Data to process:
-- start --
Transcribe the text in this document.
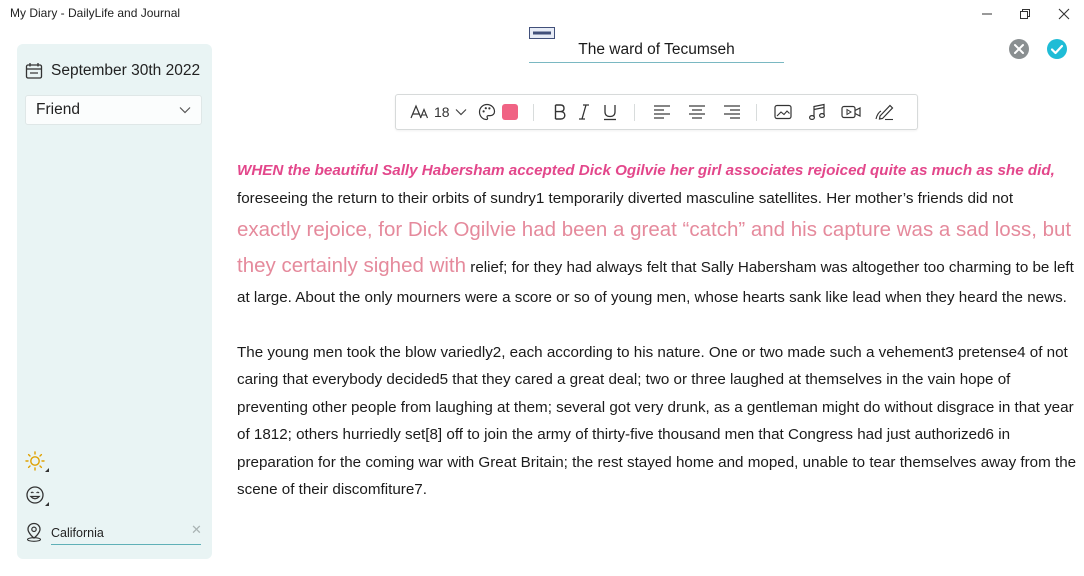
My Diary - DailyLife and Journal
September 30th 2022
Friend
California
✕
The ward of Tecumseh
18

WHEN the beautiful Sally Habersham accepted Dick Ogilvie her girl associates rejoiced quite as much as she did, foreseeing the return to their orbits of sundry1 temporarily diverted masculine satellites. Her mother’s friends did not exactly rejoice, for Dick Ogilvie had been a great “catch” and his capture was a sad loss, but they certainly sighed with relief; for they had always felt that Sally Habersham was altogether too charming to be left at large. About the only mourners were a score or so of young men, whose hearts sank like lead when they heard the news.

The young men took the blow variedly2, each according to his nature. One or two made such a vehement3 pretense4 of not caring that everybody decided5 that they cared a great deal; two or three laughed at themselves in the vain hope of preventing other people from laughing at them; several got very drunk, as a gentleman might do without disgrace in that year of 1812; others hurriedly set[8] off to join the army of thirty-five thousand men that Congress had just authorized6 in preparation for the coming war with Great Britain; the rest stayed home and moped, unable to tear themselves away from the scene of their discomfiture7.
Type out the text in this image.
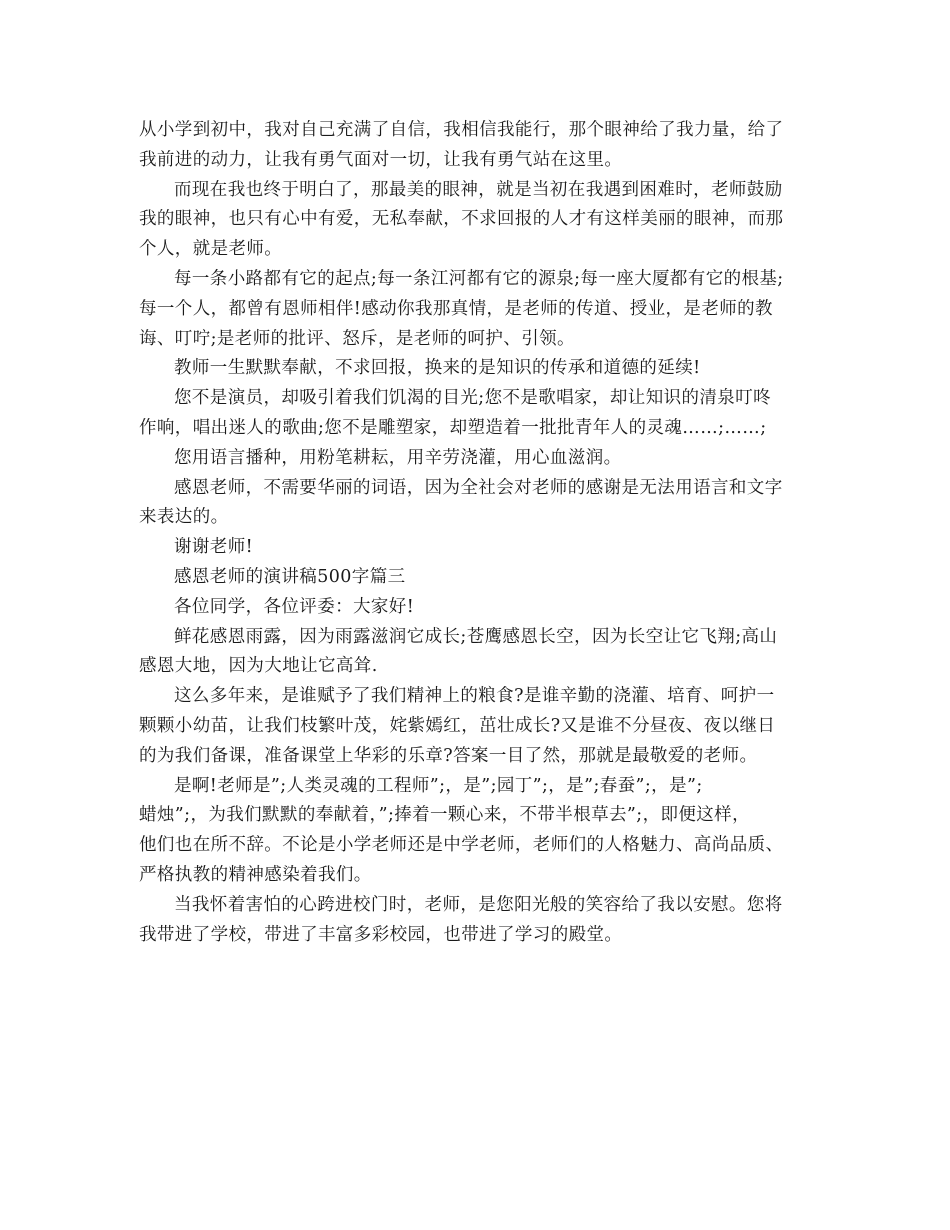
从小学到初中，我对自己充满了自信，我相信我能行，那个眼神给了我力量，给了
我前进的动力，让我有勇气面对一切，让我有勇气站在这里。
而现在我也终于明白了，那最美的眼神，就是当初在我遇到困难时，老师鼓励
我的眼神，也只有心中有爱，无私奉献，不求回报的人才有这样美丽的眼神，而那
个人，就是老师。
每一条小路都有它的起点;每一条江河都有它的源泉;每一座大厦都有它的根基;
每一个人，都曾有恩师相伴!感动你我那真情，是老师的传道、授业，是老师的教
诲、叮咛;是老师的批评、怒斥，是老师的呵护、引领。
教师一生默默奉献，不求回报，换来的是知识的传承和道德的延续!
您不是演员，却吸引着我们饥渴的目光;您不是歌唱家，却让知识的清泉叮咚
作响，唱出迷人的歌曲;您不是雕塑家，却塑造着一批批青年人的灵魂……;……;
您用语言播种，用粉笔耕耘，用辛劳浇灌，用心血滋润。
感恩老师，不需要华丽的词语，因为全社会对老师的感谢是无法用语言和文字
来表达的。
谢谢老师!
感恩老师的演讲稿500字篇三
各位同学，各位评委：大家好!
鲜花感恩雨露，因为雨露滋润它成长;苍鹰感恩长空，因为长空让它飞翔;高山
感恩大地，因为大地让它高耸.
这么多年来，是谁赋予了我们精神上的粮食?是谁辛勤的浇灌、培育、呵护一
颗颗小幼苗，让我们枝繁叶茂，姹紫嫣红，茁壮成长?又是谁不分昼夜、夜以继日
的为我们备课，准备课堂上华彩的乐章?答案一目了然，那就是最敬爱的老师。
是啊!老师是”;人类灵魂的工程师”;，是”;园丁”;，是”;春蚕”;，是”;
蜡烛”;，为我们默默的奉献着，”;捧着一颗心来，不带半根草去”;，即便这样，
他们也在所不辞。不论是小学老师还是中学老师，老师们的人格魅力、高尚品质、
严格执教的精神感染着我们。
当我怀着害怕的心跨进校门时，老师，是您阳光般的笑容给了我以安慰。您将
我带进了学校，带进了丰富多彩校园，也带进了学习的殿堂。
-- end --
Written problem: Scan the lines above for "this", then copy every one that has it.

Task output:
Transcribe the text in this document.
Type out the text in this image.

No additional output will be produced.